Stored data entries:
▬▬▬▬▬▬
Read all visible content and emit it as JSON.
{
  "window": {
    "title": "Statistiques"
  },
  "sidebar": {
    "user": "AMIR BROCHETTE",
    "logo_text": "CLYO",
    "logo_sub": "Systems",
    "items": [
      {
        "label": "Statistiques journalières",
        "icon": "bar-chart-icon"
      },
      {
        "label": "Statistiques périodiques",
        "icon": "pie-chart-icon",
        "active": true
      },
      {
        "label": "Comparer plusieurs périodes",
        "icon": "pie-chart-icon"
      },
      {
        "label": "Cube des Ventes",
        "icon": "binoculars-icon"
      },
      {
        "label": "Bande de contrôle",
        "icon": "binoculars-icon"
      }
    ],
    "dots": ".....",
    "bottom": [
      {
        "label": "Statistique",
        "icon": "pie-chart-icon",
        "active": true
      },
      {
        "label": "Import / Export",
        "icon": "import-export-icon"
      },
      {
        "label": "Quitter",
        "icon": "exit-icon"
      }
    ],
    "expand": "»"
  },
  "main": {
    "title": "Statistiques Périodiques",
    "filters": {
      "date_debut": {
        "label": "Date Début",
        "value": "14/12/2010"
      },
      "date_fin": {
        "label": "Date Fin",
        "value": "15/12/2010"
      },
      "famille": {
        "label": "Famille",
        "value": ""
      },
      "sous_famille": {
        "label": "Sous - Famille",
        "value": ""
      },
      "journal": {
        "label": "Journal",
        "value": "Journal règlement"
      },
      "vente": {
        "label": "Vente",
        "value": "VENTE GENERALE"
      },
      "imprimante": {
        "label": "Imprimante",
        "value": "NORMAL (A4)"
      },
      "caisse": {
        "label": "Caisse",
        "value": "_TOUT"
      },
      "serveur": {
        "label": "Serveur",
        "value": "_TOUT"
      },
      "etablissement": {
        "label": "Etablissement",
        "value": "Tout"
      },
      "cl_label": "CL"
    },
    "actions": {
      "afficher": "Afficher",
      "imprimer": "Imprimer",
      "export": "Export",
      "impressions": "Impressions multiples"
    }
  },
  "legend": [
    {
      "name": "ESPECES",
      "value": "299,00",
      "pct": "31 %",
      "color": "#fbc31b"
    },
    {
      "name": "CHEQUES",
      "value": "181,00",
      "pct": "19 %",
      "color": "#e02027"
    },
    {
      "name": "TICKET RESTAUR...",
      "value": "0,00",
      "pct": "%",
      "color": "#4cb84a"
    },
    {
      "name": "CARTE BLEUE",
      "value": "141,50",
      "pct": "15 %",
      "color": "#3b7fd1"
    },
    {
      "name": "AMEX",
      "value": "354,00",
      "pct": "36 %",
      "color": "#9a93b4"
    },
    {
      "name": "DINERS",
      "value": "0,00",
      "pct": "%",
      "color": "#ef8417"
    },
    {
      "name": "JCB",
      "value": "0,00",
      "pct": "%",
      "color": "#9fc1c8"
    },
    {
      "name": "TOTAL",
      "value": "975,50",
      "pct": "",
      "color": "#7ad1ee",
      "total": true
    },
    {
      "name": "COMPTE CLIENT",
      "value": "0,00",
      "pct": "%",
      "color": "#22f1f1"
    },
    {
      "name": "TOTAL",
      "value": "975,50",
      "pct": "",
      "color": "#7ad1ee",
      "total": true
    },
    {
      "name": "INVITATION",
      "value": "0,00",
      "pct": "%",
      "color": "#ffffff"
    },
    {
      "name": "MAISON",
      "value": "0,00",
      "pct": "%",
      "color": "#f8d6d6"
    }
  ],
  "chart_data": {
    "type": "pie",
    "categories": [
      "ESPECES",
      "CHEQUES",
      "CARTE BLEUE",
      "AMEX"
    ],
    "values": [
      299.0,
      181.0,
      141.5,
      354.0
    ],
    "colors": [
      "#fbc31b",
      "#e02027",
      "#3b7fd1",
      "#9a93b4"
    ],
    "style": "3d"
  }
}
▬▬▬▬▬▬
WHAT YOU WILL DO: Your task is to repeat the data exactly, with nothing left out.

SOLUTION FOR THIS PROBLEM:
Read all visible content and emit it as JSON.
{
  "window": {
    "title": "Statistiques"
  },
  "sidebar": {
    "user": "AMIR BROCHETTE",
    "logo_text": "CLYO",
    "logo_sub": "Systems",
    "items": [
      {
        "label": "Statistiques journalières",
        "icon": "bar-chart-icon"
      },
      {
        "label": "Statistiques périodiques",
        "icon": "pie-chart-icon",
        "active": true
      },
      {
        "label": "Comparer plusieurs périodes",
        "icon": "pie-chart-icon"
      },
      {
        "label": "Cube des Ventes",
        "icon": "binoculars-icon"
      },
      {
        "label": "Bande de contrôle",
        "icon": "binoculars-icon"
      }
    ],
    "dots": ".....",
    "bottom": [
      {
        "label": "Statistique",
        "icon": "pie-chart-icon",
        "active": true
      },
      {
        "label": "Import / Export",
        "icon": "import-export-icon"
      },
      {
        "label": "Quitter",
        "icon": "exit-icon"
      }
    ],
    "expand": "»"
  },
  "main": {
    "title": "Statistiques Périodiques",
    "filters": {
      "date_debut": {
        "label": "Date Début",
        "value": "14/12/2010"
      },
      "date_fin": {
        "label": "Date Fin",
        "value": "15/12/2010"
      },
      "famille": {
        "label": "Famille",
        "value": ""
      },
      "sous_famille": {
        "label": "Sous - Famille",
        "value": ""
      },
      "journal": {
        "label": "Journal",
        "value": "Journal règlement"
      },
      "vente": {
        "label": "Vente",
        "value": "VENTE GENERALE"
      },
      "imprimante": {
        "label": "Imprimante",
        "value": "NORMAL (A4)"
      },
      "caisse": {
        "label": "Caisse",
        "value": "_TOUT"
      },
      "serveur": {
        "label": "Serveur",
        "value": "_TOUT"
      },
      "etablissement": {
        "label": "Etablissement",
        "value": "Tout"
      },
      "cl_label": "CL"
    },
    "actions": {
      "afficher": "Afficher",
      "imprimer": "Imprimer",
      "export": "Export",
      "impressions": "Impressions multiples"
    }
  },
  "legend": [
    {
      "name": "ESPECES",
      "value": "299,00",
      "pct": "31 %",
      "color": "#fbc31b"
    },
    {
      "name": "CHEQUES",
      "value": "181,00",
      "pct": "19 %",
      "color": "#e02027"
    },
    {
      "name": "TICKET RESTAUR...",
      "value": "0,00",
      "pct": "%",
      "color": "#4cb84a"
    },
    {
      "name": "CARTE BLEUE",
      "value": "141,50",
      "pct": "15 %",
      "color": "#3b7fd1"
    },
    {
      "name": "AMEX",
      "value": "354,00",
      "pct": "36 %",
      "color": "#9a93b4"
    },
    {
      "name": "DINERS",
      "value": "0,00",
      "pct": "%",
      "color": "#ef8417"
    },
    {
      "name": "JCB",
      "value": "0,00",
      "pct": "%",
      "color": "#9fc1c8"
    },
    {
      "name": "TOTAL",
      "value": "975,50",
      "pct": "",
      "color": "#7ad1ee",
      "total": true
    },
    {
      "name": "COMPTE CLIENT",
      "value": "0,00",
      "pct": "%",
      "color": "#22f1f1"
    },
    {
      "name": "TOTAL",
      "value": "975,50",
      "pct": "",
      "color": "#7ad1ee",
      "total": true
    },
    {
      "name": "INVITATION",
      "value": "0,00",
      "pct": "%",
      "color": "#ffffff"
    },
    {
      "name": "MAISON",
      "value": "0,00",
      "pct": "%",
      "color": "#f8d6d6"
    }
  ],
  "chart_data": {
    "type": "pie",
    "categories": [
      "ESPECES",
      "CHEQUES",
      "CARTE BLEUE",
      "AMEX"
    ],
    "values": [
      299.0,
      181.0,
      141.5,
      354.0
    ],
    "colors": [
      "#fbc31b",
      "#e02027",
      "#3b7fd1",
      "#9a93b4"
    ],
    "style": "3d"
  }
}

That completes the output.